::: SOURCE MATERIAL :::

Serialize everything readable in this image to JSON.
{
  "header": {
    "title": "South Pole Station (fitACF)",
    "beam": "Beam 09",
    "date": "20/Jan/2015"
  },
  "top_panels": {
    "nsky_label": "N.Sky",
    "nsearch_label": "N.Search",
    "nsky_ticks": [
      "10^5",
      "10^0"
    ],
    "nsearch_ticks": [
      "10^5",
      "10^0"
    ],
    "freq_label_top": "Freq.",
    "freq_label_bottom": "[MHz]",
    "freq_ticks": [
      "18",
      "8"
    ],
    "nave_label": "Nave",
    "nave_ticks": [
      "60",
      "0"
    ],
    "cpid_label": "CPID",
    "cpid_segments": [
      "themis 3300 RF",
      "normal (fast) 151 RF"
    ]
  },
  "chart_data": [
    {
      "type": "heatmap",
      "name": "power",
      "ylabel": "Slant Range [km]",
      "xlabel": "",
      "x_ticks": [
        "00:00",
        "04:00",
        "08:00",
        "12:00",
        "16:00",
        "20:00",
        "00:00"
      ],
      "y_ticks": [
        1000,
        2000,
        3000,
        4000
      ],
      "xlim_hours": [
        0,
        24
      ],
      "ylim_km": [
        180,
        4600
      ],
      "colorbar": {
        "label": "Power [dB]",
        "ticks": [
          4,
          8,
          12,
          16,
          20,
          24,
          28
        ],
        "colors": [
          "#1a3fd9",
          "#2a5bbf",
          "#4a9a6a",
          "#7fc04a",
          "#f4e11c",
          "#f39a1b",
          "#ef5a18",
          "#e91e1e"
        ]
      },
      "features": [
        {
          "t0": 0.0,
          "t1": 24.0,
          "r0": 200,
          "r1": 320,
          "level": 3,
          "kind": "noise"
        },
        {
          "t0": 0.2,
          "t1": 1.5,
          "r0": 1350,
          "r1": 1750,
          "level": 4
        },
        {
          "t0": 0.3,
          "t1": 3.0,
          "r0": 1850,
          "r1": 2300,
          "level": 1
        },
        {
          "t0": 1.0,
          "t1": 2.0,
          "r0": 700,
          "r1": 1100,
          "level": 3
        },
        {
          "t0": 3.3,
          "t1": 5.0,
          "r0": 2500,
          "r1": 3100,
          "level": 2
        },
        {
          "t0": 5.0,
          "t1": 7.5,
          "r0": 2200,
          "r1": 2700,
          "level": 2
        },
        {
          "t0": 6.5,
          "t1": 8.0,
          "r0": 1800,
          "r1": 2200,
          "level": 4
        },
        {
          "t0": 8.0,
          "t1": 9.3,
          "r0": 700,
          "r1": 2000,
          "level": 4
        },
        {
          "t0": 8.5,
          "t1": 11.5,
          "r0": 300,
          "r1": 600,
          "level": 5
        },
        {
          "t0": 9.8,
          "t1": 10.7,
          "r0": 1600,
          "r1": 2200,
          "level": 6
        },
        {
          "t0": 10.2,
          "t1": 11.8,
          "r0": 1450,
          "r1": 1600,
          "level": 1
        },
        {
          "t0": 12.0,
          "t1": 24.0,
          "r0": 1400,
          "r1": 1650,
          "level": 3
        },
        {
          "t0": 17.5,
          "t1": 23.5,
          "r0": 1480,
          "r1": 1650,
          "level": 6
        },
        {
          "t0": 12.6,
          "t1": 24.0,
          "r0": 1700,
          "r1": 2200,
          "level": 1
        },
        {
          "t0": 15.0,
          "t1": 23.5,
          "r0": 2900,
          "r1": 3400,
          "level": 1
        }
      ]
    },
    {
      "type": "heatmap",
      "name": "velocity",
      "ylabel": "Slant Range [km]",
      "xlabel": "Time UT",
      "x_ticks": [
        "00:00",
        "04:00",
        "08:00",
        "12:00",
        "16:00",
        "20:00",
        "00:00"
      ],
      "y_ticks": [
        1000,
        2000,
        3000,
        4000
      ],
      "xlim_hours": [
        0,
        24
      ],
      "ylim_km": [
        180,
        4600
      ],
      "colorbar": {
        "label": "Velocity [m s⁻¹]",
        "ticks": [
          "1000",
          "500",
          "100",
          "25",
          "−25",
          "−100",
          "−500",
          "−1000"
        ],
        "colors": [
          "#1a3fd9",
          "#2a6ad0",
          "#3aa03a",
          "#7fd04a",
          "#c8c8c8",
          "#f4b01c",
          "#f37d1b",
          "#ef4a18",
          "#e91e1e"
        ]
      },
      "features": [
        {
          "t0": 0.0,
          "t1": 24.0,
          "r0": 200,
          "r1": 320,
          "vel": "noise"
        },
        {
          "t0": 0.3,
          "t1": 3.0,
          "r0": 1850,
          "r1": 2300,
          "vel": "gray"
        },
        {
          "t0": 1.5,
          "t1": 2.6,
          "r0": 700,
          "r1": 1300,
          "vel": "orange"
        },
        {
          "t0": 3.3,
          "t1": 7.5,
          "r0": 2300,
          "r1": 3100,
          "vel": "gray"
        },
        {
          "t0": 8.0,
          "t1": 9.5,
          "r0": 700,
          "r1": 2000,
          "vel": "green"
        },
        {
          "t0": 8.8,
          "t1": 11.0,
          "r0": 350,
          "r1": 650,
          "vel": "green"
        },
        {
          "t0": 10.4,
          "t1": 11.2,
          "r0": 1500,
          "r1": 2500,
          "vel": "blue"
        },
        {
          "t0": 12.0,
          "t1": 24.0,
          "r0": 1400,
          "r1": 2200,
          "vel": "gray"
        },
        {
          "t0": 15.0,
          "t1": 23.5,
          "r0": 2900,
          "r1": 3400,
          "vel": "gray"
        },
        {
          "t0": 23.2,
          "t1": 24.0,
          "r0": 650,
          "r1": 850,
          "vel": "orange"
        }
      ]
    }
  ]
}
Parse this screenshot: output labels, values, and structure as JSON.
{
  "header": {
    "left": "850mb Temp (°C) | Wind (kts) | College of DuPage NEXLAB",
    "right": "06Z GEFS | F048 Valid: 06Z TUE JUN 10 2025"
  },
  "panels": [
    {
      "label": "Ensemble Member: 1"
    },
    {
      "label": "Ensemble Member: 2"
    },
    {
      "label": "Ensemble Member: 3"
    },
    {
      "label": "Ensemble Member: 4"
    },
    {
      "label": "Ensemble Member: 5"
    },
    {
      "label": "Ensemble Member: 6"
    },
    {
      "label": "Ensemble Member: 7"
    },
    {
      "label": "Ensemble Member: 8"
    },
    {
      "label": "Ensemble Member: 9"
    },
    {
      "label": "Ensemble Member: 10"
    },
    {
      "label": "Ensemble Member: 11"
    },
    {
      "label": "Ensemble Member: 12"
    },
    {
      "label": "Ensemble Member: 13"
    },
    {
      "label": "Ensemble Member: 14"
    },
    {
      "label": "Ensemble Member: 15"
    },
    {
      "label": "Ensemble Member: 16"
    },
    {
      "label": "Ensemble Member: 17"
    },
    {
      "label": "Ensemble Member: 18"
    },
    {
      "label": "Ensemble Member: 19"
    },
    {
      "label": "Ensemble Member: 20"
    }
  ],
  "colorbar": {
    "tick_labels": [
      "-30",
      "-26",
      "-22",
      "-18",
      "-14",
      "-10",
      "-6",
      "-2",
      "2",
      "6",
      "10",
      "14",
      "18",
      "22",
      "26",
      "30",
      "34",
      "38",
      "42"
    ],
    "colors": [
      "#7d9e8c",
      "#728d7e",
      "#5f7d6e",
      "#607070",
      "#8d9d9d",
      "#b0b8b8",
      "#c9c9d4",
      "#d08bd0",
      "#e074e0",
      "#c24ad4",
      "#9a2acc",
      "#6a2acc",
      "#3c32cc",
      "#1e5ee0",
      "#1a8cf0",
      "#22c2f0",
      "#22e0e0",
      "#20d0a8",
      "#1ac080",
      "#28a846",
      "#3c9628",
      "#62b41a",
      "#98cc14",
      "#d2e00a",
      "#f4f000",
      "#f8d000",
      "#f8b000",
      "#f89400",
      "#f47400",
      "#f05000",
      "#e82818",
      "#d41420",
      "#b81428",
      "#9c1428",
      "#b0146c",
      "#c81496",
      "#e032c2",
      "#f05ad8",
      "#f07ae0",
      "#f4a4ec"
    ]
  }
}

:::

**TASK STATEMENT:** Find every line in the records above that holds the word "this", and copy each one.

**THE RESULT:**
Serialize everything readable in this image to JSON.
Parse this screenshot: output labels, values, and structure as JSON.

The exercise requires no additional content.